(Data items)

★ ★ ★

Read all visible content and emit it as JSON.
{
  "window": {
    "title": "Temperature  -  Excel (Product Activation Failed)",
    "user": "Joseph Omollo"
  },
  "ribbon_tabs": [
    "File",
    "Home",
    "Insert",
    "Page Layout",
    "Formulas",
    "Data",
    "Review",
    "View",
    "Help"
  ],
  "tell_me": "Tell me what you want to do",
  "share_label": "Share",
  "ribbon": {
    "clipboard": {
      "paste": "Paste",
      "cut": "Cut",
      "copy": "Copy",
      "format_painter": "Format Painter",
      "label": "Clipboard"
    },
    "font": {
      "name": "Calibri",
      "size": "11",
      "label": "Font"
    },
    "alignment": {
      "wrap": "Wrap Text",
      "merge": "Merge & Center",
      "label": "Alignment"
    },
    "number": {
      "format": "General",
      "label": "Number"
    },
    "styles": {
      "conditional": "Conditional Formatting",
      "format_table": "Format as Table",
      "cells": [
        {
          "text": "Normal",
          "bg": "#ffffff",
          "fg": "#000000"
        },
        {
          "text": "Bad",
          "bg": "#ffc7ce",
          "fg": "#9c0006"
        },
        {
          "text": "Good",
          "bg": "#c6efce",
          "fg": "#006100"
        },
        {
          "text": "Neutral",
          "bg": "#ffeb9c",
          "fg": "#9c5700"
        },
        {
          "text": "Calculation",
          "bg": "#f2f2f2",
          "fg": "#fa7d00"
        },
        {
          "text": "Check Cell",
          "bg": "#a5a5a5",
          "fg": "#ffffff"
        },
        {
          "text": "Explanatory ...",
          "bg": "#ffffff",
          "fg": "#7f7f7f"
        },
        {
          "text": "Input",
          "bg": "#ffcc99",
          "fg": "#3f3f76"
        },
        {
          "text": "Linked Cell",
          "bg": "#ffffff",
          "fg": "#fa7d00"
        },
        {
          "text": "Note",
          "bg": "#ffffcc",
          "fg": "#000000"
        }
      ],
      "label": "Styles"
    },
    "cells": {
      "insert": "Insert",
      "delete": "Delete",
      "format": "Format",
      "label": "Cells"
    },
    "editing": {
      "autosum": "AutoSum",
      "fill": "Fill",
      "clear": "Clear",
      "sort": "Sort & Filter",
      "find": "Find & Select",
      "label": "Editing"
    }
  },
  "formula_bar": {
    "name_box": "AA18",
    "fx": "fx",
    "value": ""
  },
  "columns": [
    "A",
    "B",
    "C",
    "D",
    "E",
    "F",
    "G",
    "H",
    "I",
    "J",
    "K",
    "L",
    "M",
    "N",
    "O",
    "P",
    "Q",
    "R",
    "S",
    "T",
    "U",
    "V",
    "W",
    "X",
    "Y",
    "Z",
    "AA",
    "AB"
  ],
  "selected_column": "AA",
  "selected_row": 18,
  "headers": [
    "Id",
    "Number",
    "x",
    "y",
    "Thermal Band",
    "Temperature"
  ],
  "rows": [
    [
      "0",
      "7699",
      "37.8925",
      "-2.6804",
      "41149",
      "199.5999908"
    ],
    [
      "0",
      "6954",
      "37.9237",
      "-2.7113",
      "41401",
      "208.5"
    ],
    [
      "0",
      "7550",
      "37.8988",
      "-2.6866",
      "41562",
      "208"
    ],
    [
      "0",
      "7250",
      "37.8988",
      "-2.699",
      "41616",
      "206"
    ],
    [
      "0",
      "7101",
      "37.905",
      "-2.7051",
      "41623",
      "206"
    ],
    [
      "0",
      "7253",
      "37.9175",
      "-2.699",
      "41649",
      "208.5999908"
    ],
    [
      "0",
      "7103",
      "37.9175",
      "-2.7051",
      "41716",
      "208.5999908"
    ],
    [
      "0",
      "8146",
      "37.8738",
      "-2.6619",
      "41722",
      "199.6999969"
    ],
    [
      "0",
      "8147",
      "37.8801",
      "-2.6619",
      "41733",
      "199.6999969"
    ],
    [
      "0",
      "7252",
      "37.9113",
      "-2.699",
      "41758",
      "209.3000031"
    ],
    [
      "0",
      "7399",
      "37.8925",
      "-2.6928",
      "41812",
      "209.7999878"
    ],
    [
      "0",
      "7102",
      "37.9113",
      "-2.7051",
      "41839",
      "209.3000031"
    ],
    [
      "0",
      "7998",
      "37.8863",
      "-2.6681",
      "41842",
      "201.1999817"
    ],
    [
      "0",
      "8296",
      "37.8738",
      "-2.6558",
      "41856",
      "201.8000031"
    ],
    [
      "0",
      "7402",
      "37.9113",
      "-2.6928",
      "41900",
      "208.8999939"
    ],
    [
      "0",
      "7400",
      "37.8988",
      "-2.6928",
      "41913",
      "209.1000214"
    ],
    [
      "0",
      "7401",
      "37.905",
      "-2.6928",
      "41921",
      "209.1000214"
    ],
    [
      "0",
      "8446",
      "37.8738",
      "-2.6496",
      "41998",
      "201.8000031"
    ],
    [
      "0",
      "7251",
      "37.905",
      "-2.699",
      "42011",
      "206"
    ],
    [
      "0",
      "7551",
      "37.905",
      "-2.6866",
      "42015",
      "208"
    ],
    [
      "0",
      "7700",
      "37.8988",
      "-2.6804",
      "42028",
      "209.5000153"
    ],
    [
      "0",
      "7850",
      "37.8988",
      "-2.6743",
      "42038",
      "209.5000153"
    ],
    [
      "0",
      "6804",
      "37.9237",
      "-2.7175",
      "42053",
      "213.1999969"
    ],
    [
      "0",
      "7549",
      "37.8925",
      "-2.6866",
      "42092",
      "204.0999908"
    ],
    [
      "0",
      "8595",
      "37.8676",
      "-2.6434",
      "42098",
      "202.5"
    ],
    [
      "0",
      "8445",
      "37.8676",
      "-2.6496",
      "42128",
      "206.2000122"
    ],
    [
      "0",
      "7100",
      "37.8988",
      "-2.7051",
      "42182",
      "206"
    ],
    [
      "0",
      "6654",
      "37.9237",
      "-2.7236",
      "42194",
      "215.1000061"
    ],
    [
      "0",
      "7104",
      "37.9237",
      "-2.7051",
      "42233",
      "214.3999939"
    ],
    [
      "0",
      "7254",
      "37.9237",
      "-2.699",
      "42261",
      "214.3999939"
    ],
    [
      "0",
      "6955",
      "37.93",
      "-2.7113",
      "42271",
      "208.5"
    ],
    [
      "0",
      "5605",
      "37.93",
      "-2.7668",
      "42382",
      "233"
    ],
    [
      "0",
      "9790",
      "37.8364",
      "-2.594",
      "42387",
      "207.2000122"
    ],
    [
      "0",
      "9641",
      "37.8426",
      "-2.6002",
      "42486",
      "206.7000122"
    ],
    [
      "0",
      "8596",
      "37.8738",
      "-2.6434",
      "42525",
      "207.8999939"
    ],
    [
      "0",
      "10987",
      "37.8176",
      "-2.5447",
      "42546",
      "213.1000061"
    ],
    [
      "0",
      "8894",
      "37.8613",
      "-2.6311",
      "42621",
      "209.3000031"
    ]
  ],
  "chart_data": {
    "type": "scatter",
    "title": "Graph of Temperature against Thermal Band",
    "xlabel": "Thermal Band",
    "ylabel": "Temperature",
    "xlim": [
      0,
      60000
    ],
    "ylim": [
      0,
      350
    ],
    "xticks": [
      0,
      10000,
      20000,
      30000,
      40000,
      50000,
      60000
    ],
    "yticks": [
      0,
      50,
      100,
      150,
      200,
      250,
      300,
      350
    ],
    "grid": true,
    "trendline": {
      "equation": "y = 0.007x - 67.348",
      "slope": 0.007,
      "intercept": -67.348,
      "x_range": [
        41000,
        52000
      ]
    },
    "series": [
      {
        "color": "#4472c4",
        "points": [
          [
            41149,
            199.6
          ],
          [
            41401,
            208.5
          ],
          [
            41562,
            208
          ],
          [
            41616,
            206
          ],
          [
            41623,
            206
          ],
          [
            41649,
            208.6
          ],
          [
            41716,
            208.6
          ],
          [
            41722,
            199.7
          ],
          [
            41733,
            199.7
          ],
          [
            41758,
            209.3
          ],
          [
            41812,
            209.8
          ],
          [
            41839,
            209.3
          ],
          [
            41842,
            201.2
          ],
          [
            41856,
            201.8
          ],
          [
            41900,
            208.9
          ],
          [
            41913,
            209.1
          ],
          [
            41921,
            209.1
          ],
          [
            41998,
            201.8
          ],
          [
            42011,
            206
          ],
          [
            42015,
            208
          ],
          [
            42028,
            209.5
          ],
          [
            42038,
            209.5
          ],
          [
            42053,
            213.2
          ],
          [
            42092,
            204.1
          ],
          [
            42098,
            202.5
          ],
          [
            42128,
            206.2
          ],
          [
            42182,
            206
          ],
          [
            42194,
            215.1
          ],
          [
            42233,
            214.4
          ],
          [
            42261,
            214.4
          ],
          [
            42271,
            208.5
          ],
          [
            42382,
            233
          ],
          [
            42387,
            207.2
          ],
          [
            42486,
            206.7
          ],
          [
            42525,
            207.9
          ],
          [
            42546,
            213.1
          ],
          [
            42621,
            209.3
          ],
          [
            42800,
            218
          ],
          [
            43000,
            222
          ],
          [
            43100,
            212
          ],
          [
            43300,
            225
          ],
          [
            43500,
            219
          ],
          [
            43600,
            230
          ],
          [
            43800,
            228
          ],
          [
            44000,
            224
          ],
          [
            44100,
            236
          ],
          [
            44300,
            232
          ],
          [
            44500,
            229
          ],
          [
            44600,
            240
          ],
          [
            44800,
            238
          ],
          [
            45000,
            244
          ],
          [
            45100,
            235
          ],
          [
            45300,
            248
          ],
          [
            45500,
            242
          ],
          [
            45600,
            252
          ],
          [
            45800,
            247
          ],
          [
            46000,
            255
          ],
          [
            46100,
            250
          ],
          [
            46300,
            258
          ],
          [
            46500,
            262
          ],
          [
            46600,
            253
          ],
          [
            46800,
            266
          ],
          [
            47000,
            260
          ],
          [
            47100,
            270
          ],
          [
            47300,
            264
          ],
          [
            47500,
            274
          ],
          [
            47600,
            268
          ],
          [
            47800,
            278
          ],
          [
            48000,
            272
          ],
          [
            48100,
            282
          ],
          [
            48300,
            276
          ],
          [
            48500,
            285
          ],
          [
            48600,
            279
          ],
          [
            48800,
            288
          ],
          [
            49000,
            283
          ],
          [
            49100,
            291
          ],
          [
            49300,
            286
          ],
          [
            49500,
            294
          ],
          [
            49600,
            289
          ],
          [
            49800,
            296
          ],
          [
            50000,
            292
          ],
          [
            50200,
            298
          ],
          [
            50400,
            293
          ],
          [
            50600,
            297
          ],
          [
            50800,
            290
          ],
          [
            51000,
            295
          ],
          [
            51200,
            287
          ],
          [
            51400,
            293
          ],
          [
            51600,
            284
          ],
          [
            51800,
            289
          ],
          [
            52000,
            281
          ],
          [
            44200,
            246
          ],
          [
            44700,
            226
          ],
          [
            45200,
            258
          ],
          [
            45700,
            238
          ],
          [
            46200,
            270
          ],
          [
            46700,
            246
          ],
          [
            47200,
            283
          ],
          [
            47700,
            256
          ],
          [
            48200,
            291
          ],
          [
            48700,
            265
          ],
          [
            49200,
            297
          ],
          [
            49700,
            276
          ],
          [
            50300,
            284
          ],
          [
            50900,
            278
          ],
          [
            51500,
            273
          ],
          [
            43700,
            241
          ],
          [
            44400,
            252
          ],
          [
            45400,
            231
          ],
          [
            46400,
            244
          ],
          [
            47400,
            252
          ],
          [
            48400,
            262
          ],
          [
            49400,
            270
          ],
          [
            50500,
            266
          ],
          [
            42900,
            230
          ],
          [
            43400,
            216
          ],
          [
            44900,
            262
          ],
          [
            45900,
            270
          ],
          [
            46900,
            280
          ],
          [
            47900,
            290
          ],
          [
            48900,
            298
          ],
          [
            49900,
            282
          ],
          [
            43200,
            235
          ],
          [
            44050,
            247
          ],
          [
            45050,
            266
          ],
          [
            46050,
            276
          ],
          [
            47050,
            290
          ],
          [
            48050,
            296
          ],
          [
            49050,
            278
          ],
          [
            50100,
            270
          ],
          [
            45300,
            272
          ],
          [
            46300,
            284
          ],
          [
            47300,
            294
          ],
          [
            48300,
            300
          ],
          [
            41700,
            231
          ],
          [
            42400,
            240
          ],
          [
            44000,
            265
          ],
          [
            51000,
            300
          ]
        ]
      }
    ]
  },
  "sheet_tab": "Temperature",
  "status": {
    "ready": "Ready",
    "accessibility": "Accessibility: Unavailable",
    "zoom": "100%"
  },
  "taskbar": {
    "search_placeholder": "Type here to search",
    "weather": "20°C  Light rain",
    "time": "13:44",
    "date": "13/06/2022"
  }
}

★ ★ ★

State how many lines of the records above contain the word "title", and give only that number.

2